**Given exercise**
Pick out every line of the entries below where "convey" occurs, and copy those lines.

-- start Records to use --

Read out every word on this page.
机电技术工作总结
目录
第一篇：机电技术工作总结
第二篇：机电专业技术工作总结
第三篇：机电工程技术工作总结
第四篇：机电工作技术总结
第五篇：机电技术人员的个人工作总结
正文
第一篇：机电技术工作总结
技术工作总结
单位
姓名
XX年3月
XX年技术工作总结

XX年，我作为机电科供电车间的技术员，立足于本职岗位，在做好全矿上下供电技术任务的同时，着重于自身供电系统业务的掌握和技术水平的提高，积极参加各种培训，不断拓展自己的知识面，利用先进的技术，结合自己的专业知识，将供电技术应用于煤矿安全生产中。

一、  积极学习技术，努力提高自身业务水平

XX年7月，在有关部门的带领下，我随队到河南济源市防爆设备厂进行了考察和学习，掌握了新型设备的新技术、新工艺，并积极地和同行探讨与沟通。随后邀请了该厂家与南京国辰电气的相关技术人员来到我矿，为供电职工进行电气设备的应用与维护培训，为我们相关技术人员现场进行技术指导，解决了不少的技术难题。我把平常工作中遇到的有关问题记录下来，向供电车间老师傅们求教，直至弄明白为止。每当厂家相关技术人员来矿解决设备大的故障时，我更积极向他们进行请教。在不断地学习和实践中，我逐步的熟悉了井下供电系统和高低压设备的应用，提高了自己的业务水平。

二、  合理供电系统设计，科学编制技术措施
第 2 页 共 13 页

-- end Records to use --
-- start Records to use --

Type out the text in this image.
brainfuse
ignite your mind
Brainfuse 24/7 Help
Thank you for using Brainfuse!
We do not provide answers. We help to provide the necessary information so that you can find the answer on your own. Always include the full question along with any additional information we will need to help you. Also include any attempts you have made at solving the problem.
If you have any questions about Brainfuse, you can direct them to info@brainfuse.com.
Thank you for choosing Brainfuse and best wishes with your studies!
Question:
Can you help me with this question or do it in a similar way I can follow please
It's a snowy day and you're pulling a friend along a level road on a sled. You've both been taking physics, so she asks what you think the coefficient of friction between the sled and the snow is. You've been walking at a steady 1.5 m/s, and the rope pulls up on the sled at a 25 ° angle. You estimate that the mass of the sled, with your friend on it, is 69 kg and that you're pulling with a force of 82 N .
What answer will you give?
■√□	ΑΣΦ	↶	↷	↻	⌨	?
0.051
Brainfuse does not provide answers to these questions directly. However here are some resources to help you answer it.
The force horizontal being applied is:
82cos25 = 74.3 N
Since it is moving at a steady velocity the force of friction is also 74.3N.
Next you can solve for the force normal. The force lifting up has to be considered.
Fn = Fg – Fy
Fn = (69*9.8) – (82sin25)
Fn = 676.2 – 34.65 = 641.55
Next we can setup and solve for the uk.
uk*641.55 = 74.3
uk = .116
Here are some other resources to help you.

-- end Records to use --
-- start Records to use --

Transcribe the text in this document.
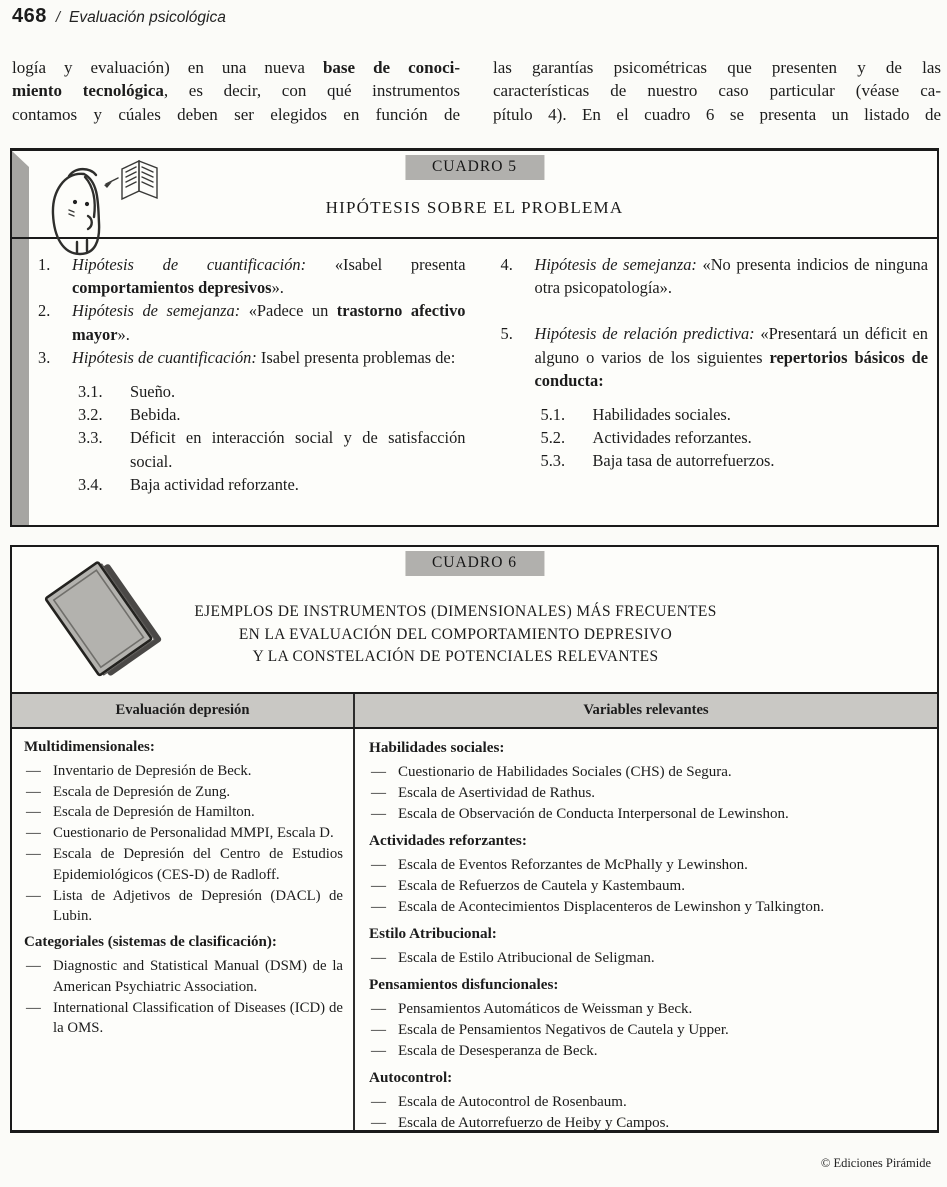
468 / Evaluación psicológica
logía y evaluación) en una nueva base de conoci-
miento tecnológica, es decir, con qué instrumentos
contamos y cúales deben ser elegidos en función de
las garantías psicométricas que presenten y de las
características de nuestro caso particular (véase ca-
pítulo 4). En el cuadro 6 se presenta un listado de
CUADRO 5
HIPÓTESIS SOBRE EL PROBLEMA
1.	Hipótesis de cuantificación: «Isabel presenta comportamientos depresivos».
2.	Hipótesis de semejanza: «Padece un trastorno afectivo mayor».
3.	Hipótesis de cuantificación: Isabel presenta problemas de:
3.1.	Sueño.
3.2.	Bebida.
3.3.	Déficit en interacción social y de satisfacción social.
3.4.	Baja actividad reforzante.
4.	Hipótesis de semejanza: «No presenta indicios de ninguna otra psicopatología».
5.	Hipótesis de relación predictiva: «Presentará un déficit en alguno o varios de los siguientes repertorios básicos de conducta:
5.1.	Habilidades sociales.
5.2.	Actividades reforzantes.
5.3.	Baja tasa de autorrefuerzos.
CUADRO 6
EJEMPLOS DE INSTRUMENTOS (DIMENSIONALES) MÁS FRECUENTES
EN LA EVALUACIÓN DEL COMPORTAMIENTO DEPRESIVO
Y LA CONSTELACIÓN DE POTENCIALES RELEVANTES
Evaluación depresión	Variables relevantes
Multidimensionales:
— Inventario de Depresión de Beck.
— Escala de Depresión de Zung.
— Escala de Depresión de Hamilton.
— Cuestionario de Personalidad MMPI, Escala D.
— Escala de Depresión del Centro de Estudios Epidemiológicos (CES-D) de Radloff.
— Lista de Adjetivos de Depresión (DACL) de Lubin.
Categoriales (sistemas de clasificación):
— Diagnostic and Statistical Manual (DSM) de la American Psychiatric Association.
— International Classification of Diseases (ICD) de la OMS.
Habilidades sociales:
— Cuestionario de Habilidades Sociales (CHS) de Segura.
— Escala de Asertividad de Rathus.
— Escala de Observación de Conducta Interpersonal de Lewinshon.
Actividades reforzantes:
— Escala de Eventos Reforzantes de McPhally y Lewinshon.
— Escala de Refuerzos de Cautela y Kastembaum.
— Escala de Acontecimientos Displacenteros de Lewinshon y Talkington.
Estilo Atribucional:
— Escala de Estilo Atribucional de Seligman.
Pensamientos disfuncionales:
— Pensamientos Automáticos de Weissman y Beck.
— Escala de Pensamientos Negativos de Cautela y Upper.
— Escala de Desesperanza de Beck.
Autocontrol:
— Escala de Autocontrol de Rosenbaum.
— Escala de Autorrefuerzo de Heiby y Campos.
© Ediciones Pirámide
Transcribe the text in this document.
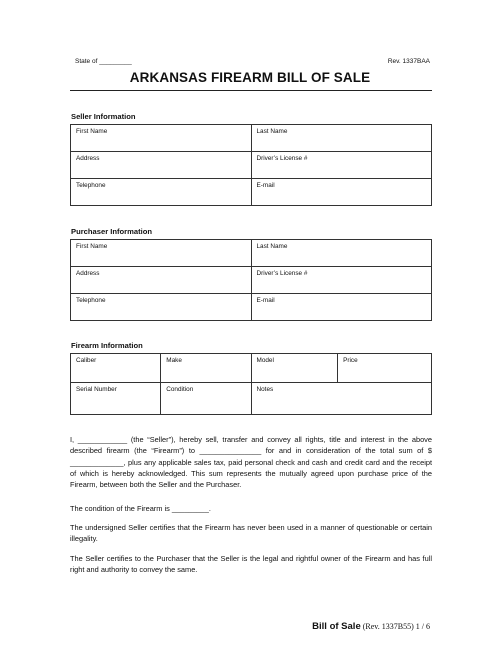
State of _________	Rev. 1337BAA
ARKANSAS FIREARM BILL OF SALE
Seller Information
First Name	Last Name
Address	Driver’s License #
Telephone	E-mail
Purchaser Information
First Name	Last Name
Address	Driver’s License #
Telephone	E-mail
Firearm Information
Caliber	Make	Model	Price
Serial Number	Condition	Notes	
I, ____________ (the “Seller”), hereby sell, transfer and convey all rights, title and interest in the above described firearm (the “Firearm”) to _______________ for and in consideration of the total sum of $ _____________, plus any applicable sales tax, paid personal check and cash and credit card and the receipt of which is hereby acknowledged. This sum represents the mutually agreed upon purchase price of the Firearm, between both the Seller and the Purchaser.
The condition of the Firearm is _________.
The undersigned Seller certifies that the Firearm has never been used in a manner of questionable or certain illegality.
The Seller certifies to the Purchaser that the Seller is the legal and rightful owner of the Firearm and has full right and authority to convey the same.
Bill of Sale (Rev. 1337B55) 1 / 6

-- end Records to use --

**Finished answer**
I, ____________ (the “Seller”), hereby sell, transfer and convey all rights, title and interest in the above described firearm (the “Firearm”) to _______________ for and in consideration of the total sum of $ _____________, plus any applicable sales tax, paid personal check and cash and credit card and the receipt of which is hereby acknowledged. This sum represents the mutually agreed upon purchase price of the Firearm, between both the Seller and the Purchaser.
The Seller certifies to the Purchaser that the Seller is the legal and rightful owner of the Firearm and has full right and authority to convey the same.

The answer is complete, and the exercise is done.